▶

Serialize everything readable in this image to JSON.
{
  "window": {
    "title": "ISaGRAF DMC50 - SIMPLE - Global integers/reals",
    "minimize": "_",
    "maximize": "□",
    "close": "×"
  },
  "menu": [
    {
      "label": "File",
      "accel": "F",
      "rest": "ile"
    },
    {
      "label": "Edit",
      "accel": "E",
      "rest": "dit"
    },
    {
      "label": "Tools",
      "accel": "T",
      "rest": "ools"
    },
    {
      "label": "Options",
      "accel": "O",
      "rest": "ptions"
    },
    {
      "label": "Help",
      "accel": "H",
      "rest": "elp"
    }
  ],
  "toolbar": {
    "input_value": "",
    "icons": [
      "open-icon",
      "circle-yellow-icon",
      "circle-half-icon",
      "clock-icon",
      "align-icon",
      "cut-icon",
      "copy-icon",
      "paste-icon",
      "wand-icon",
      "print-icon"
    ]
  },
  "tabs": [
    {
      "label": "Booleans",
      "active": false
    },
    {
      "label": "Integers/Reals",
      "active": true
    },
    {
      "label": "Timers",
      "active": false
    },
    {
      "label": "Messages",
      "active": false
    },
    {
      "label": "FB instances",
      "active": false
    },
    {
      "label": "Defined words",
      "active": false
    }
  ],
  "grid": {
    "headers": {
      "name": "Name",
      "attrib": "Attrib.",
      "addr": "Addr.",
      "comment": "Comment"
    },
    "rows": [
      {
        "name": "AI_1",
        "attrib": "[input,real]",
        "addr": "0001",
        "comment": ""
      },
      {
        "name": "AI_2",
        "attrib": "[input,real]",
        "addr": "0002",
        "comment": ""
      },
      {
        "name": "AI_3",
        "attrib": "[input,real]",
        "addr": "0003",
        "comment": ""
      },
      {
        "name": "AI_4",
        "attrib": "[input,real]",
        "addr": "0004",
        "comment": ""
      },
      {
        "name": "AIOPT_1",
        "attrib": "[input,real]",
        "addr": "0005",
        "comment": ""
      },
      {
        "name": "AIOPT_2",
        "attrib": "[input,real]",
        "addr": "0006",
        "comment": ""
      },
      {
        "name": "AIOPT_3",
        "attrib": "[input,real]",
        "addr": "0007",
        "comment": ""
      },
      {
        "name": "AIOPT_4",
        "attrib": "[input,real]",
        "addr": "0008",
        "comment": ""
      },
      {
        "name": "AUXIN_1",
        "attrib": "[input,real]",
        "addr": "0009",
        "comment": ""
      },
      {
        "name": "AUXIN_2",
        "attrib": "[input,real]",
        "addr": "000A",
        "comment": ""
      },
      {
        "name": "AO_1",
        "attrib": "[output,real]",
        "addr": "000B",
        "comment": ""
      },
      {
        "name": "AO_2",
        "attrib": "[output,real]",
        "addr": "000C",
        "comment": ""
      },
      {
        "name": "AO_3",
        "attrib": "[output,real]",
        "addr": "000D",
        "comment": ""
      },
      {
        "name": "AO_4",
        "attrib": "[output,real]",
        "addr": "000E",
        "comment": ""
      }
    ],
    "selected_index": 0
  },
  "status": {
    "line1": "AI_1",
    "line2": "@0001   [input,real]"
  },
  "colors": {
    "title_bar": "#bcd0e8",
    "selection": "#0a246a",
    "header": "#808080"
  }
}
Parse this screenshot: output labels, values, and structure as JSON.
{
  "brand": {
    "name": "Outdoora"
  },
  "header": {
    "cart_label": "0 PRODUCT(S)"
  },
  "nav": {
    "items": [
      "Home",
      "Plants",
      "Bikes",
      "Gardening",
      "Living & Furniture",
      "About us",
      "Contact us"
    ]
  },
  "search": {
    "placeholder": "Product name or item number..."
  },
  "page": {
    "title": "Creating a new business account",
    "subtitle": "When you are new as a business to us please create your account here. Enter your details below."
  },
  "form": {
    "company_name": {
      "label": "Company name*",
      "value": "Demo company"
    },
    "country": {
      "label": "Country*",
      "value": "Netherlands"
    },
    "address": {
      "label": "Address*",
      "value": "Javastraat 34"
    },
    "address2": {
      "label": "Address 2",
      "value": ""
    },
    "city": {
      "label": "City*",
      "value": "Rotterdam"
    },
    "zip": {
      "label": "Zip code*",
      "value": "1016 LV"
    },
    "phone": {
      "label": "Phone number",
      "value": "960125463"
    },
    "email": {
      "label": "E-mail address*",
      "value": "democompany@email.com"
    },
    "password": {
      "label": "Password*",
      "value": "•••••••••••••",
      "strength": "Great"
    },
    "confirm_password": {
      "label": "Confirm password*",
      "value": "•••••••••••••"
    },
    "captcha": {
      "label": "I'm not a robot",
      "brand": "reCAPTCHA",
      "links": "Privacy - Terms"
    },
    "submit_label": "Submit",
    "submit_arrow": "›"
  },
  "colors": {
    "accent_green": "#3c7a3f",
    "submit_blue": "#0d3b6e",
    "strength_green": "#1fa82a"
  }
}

◀

_Brief_: Extract all of the data exactly as written.

_Result_:
Serialize everything readable in this image to JSON.
{
  "window": {
    "title": "ISaGRAF DMC50 - SIMPLE - Global integers/reals",
    "minimize": "_",
    "maximize": "□",
    "close": "×"
  },
  "menu": [
    {
      "label": "File",
      "accel": "F",
      "rest": "ile"
    },
    {
      "label": "Edit",
      "accel": "E",
      "rest": "dit"
    },
    {
      "label": "Tools",
      "accel": "T",
      "rest": "ools"
    },
    {
      "label": "Options",
      "accel": "O",
      "rest": "ptions"
    },
    {
      "label": "Help",
      "accel": "H",
      "rest": "elp"
    }
  ],
  "toolbar": {
    "input_value": "",
    "icons": [
      "open-icon",
      "circle-yellow-icon",
      "circle-half-icon",
      "clock-icon",
      "align-icon",
      "cut-icon",
      "copy-icon",
      "paste-icon",
      "wand-icon",
      "print-icon"
    ]
  },
  "tabs": [
    {
      "label": "Booleans",
      "active": false
    },
    {
      "label": "Integers/Reals",
      "active": true
    },
    {
      "label": "Timers",
      "active": false
    },
    {
      "label": "Messages",
      "active": false
    },
    {
      "label": "FB instances",
      "active": false
    },
    {
      "label": "Defined words",
      "active": false
    }
  ],
  "grid": {
    "headers": {
      "name": "Name",
      "attrib": "Attrib.",
      "addr": "Addr.",
      "comment": "Comment"
    },
    "rows": [
      {
        "name": "AI_1",
        "attrib": "[input,real]",
        "addr": "0001",
        "comment": ""
      },
      {
        "name": "AI_2",
        "attrib": "[input,real]",
        "addr": "0002",
        "comment": ""
      },
      {
        "name": "AI_3",
        "attrib": "[input,real]",
        "addr": "0003",
        "comment": ""
      },
      {
        "name": "AI_4",
        "attrib": "[input,real]",
        "addr": "0004",
        "comment": ""
      },
      {
        "name": "AIOPT_1",
        "attrib": "[input,real]",
        "addr": "0005",
        "comment": ""
      },
      {
        "name": "AIOPT_2",
        "attrib": "[input,real]",
        "addr": "0006",
        "comment": ""
      },
      {
        "name": "AIOPT_3",
        "attrib": "[input,real]",
        "addr": "0007",
        "comment": ""
      },
      {
        "name": "AIOPT_4",
        "attrib": "[input,real]",
        "addr": "0008",
        "comment": ""
      },
      {
        "name": "AUXIN_1",
        "attrib": "[input,real]",
        "addr": "0009",
        "comment": ""
      },
      {
        "name": "AUXIN_2",
        "attrib": "[input,real]",
        "addr": "000A",
        "comment": ""
      },
      {
        "name": "AO_1",
        "attrib": "[output,real]",
        "addr": "000B",
        "comment": ""
      },
      {
        "name": "AO_2",
        "attrib": "[output,real]",
        "addr": "000C",
        "comment": ""
      },
      {
        "name": "AO_3",
        "attrib": "[output,real]",
        "addr": "000D",
        "comment": ""
      },
      {
        "name": "AO_4",
        "attrib": "[output,real]",
        "addr": "000E",
        "comment": ""
      }
    ],
    "selected_index": 0
  },
  "status": {
    "line1": "AI_1",
    "line2": "@0001   [input,real]"
  },
  "colors": {
    "title_bar": "#bcd0e8",
    "selection": "#0a246a",
    "header": "#808080"
  }
}
Parse this screenshot: output labels, values, and structure as JSON.
{
  "brand": {
    "name": "Outdoora"
  },
  "header": {
    "cart_label": "0 PRODUCT(S)"
  },
  "nav": {
    "items": [
      "Home",
      "Plants",
      "Bikes",
      "Gardening",
      "Living & Furniture",
      "About us",
      "Contact us"
    ]
  },
  "search": {
    "placeholder": "Product name or item number..."
  },
  "page": {
    "title": "Creating a new business account",
    "subtitle": "When you are new as a business to us please create your account here. Enter your details below."
  },
  "form": {
    "company_name": {
      "label": "Company name*",
      "value": "Demo company"
    },
    "country": {
      "label": "Country*",
      "value": "Netherlands"
    },
    "address": {
      "label": "Address*",
      "value": "Javastraat 34"
    },
    "address2": {
      "label": "Address 2",
      "value": ""
    },
    "city": {
      "label": "City*",
      "value": "Rotterdam"
    },
    "zip": {
      "label": "Zip code*",
      "value": "1016 LV"
    },
    "phone": {
      "label": "Phone number",
      "value": "960125463"
    },
    "email": {
      "label": "E-mail address*",
      "value": "democompany@email.com"
    },
    "password": {
      "label": "Password*",
      "value": "•••••••••••••",
      "strength": "Great"
    },
    "confirm_password": {
      "label": "Confirm password*",
      "value": "•••••••••••••"
    },
    "captcha": {
      "label": "I'm not a robot",
      "brand": "reCAPTCHA",
      "links": "Privacy - Terms"
    },
    "submit_label": "Submit",
    "submit_arrow": "›"
  },
  "colors": {
    "accent_green": "#3c7a3f",
    "submit_blue": "#0d3b6e",
    "strength_green": "#1fa82a"
  }
}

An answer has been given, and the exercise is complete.